━━ The data

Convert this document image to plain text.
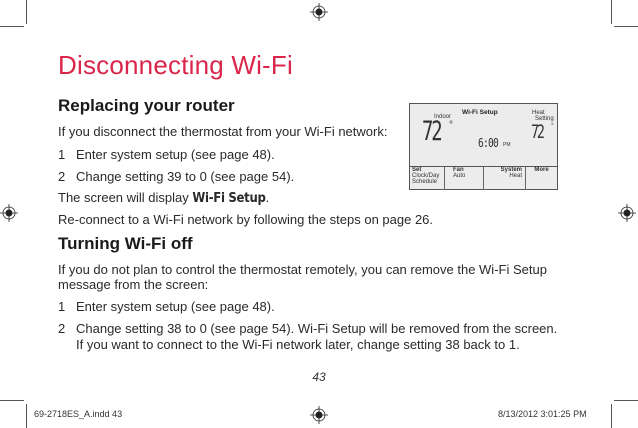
Disconnecting Wi-Fi
Replacing your router
If you disconnect the thermostat from your Wi-Fi network:
1 Enter system setup (see page 48).
2 Change setting 39 to 0 (see page 54).
The screen will display Wi-Fi Setup.
Re-connect to a Wi-Fi network by following the steps on page 26.
Turning Wi-Fi off
If you do not plan to control the thermostat remotely, you can remove the Wi-Fi Setup
message from the screen:
1 Enter system setup (see page 48).
2 Change setting 38 to 0 (see page 54). Wi-Fi Setup will be removed from the screen.
If you want to connect to the Wi-Fi network later, change setting 38 back to 1.
Indoor
Wi-Fi Setup	Heat
Setting
72 °
6:00 PM
72 °
Set
Clock/Day
Schedule
Fan
Auto
System
Heat
More
43
69-2718ES_A.indd 43	8/13/2012 3:01:25 PM
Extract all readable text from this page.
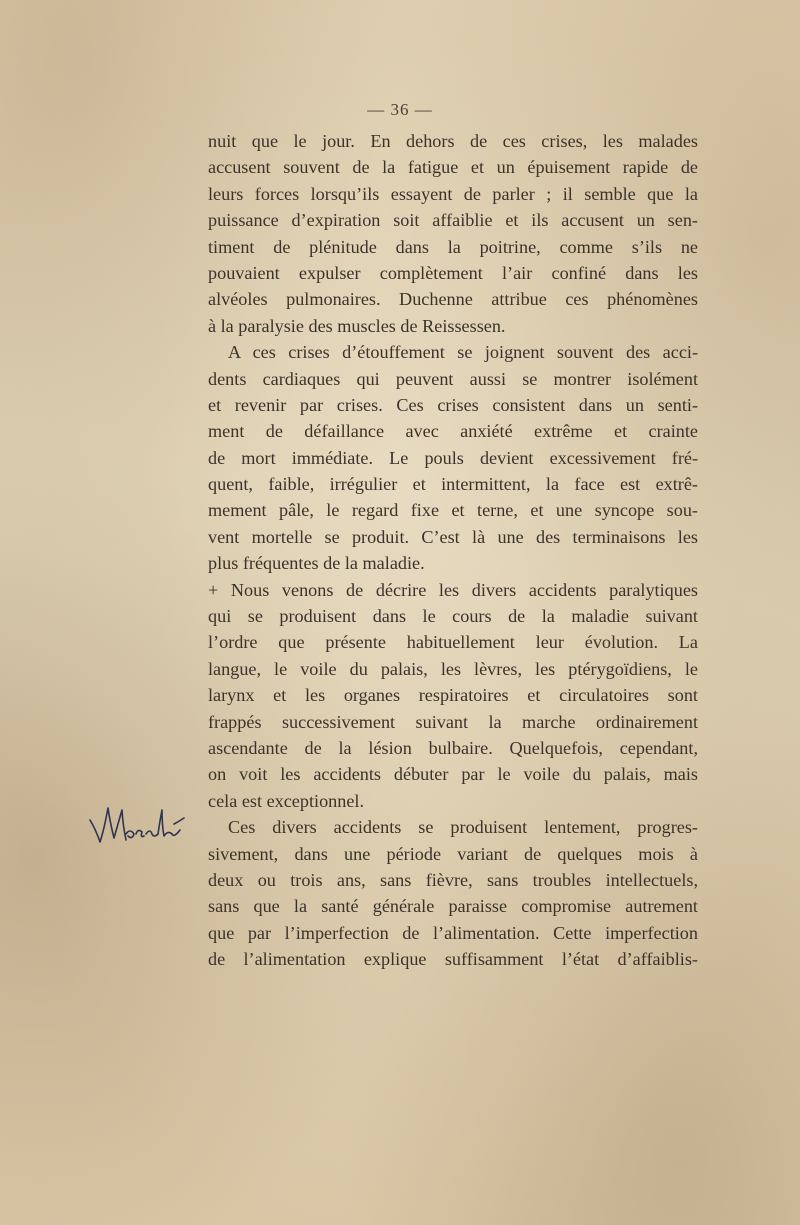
— 36 —
nuit que le jour. En dehors de ces crises, les malades
accusent souvent de la fatigue et un épuisement rapide de
leurs forces lorsqu’ils essayent de parler ; il semble que la
puissance d’expiration soit affaiblie et ils accusent un sen-
timent de plénitude dans la poitrine, comme s’ils ne
pouvaient expulser complètement l’air confiné dans les
alvéoles pulmonaires. Duchenne attribue ces phénomènes
à la paralysie des muscles de Reissessen.
A ces crises d’étouffement se joignent souvent des acci-
dents cardiaques qui peuvent aussi se montrer isolément
et revenir par crises. Ces crises consistent dans un senti-
ment de défaillance avec anxiété extrême et crainte
de mort immédiate. Le pouls devient excessivement fré-
quent, faible, irrégulier et intermittent, la face est extrê-
mement pâle, le regard fixe et terne, et une syncope sou-
vent mortelle se produit. C’est là une des terminaisons les
plus fréquentes de la maladie.
+ Nous venons de décrire les divers accidents paralytiques
qui se produisent dans le cours de la maladie suivant
l’ordre que présente habituellement leur évolution. La
langue, le voile du palais, les lèvres, les ptérygoïdiens, le
larynx et les organes respiratoires et circulatoires sont
frappés successivement suivant la marche ordinairement
ascendante de la lésion bulbaire. Quelquefois, cependant,
on voit les accidents débuter par le voile du palais, mais
cela est exceptionnel.
Ces divers accidents se produisent lentement, progres-
sivement, dans une période variant de quelques mois à
deux ou trois ans, sans fièvre, sans troubles intellectuels,
sans que la santé générale paraisse compromise autrement
que par l’imperfection de l’alimentation. Cette imperfection
de l’alimentation explique suffisamment l’état d’affaiblis-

━━━━

Say how many lines in the records hold the string "palais", and say nothing else.

2